╔══

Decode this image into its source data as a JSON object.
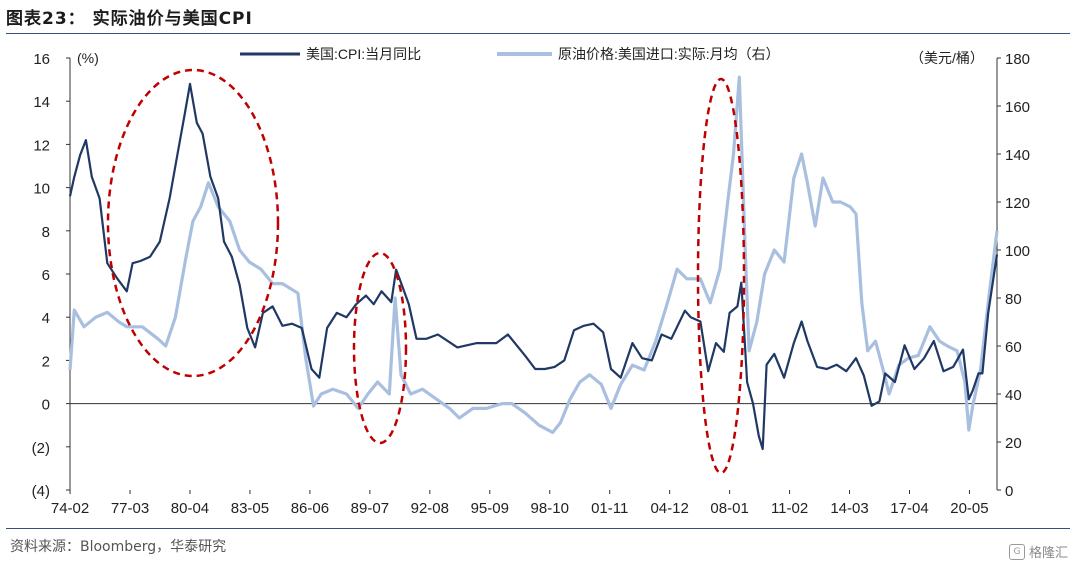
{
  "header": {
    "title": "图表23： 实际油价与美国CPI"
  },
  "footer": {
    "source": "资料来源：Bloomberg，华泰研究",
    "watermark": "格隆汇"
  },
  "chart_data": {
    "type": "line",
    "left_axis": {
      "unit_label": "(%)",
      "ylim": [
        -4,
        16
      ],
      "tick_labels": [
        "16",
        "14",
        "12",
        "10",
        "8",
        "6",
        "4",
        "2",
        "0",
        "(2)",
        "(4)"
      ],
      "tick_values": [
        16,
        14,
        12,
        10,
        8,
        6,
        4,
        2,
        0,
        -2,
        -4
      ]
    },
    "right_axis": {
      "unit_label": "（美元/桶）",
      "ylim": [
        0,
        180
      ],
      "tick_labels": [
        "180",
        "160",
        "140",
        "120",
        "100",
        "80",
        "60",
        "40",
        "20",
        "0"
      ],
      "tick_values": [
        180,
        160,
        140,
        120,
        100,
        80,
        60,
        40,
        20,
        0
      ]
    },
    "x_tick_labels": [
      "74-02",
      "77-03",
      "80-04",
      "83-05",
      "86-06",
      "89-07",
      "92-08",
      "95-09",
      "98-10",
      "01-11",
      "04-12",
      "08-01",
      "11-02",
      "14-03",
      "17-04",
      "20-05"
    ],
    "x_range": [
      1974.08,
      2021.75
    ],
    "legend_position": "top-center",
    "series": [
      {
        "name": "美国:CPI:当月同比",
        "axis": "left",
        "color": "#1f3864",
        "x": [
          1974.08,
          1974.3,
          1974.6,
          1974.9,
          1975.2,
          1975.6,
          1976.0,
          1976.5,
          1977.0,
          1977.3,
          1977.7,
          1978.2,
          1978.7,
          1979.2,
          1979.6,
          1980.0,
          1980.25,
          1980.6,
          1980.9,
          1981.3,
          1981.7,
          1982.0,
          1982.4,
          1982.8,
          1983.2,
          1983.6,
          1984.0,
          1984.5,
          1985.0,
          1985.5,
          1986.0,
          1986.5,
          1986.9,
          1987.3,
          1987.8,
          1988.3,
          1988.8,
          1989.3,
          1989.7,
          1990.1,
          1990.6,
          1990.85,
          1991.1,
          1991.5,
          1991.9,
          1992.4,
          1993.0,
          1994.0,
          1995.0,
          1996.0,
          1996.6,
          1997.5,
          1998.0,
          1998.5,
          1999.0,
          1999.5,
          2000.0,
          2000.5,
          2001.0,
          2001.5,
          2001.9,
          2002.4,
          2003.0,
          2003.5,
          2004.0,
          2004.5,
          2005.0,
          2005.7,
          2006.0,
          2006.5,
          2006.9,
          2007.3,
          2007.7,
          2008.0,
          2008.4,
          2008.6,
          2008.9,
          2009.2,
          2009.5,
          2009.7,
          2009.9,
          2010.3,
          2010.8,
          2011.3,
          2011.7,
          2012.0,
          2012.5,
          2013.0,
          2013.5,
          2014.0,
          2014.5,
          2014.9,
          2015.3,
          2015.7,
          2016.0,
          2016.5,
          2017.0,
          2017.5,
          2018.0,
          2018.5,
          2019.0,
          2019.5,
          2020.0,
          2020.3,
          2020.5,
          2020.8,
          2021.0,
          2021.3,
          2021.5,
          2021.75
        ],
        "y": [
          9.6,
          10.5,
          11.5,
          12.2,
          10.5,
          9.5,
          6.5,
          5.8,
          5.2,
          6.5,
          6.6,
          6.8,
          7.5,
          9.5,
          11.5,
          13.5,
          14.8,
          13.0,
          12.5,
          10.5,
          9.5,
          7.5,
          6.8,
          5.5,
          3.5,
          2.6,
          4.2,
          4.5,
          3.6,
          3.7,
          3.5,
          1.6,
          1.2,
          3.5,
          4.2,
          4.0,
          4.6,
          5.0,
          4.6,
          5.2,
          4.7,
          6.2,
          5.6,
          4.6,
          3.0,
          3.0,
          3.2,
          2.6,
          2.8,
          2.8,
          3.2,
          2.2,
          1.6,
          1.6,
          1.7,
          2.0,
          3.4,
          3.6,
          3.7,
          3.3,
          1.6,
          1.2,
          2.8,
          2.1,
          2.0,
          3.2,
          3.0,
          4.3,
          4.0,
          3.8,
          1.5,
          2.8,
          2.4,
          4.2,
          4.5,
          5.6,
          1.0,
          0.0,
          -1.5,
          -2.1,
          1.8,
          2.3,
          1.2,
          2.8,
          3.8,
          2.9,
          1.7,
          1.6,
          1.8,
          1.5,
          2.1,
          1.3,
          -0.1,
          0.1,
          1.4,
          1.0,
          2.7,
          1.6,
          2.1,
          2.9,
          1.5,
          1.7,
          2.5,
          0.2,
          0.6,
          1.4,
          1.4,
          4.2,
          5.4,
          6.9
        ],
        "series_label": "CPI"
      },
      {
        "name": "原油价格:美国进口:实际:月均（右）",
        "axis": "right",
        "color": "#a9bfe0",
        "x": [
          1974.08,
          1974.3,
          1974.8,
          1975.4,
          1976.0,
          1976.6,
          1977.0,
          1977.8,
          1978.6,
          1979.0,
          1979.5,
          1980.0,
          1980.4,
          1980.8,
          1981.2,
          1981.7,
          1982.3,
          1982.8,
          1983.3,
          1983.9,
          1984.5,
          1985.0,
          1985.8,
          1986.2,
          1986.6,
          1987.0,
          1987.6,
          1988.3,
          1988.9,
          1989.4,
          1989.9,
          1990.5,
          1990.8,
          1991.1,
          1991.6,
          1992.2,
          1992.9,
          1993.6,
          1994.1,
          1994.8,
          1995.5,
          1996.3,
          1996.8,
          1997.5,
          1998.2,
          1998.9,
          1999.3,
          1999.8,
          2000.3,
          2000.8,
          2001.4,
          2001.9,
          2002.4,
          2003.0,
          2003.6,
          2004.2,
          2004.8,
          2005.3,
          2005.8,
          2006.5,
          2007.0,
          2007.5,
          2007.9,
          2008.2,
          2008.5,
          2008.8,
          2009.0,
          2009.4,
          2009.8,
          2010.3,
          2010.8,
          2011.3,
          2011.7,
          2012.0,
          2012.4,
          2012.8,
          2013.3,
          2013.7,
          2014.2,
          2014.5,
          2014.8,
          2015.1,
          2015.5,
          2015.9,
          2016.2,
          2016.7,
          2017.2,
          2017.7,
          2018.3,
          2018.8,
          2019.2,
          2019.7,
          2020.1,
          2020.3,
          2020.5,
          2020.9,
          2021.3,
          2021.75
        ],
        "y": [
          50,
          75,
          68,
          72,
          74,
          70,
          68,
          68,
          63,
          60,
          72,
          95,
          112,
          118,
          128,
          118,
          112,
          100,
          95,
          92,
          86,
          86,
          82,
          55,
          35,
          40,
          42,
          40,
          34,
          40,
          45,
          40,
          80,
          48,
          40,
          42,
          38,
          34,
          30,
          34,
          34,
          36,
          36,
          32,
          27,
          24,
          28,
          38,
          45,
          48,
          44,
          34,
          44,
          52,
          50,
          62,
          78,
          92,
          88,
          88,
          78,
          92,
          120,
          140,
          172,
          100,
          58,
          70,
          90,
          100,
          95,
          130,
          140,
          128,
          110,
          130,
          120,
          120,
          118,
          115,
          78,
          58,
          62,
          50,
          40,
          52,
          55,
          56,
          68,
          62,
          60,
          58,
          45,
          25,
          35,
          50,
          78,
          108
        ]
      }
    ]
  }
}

╚══
╔══

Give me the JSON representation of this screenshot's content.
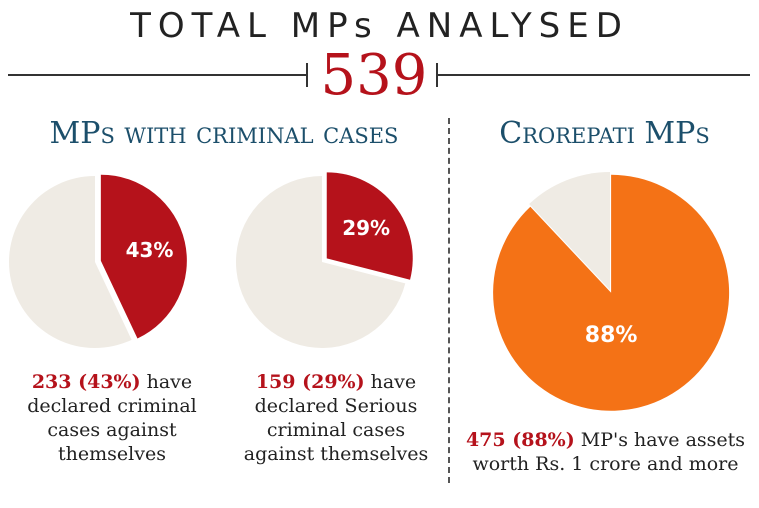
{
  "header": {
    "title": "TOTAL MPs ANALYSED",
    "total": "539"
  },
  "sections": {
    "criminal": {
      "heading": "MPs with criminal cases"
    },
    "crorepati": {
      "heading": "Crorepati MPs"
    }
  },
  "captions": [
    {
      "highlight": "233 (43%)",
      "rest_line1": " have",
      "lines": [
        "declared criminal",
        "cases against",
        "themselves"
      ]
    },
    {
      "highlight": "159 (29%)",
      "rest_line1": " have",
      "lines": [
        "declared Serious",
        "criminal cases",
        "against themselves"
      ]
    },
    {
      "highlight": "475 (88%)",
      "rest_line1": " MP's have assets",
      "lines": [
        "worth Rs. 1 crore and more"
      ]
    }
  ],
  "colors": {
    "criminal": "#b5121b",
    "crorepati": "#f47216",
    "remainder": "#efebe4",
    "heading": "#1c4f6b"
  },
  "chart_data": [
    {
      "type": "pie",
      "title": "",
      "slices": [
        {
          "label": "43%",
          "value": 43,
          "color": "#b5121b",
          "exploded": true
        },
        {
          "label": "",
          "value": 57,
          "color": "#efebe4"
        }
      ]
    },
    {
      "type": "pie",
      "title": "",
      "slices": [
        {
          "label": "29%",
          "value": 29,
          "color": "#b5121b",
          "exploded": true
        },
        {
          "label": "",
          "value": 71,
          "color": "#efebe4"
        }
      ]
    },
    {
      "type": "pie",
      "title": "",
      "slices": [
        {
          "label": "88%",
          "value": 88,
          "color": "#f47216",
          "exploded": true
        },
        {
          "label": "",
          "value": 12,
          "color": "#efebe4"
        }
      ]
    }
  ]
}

╚══

> Description of the task: List every line above containing the word "JSON".

> Output of the task:
Decode this image into its source data as a JSON object.
Give me the JSON representation of this screenshot's content.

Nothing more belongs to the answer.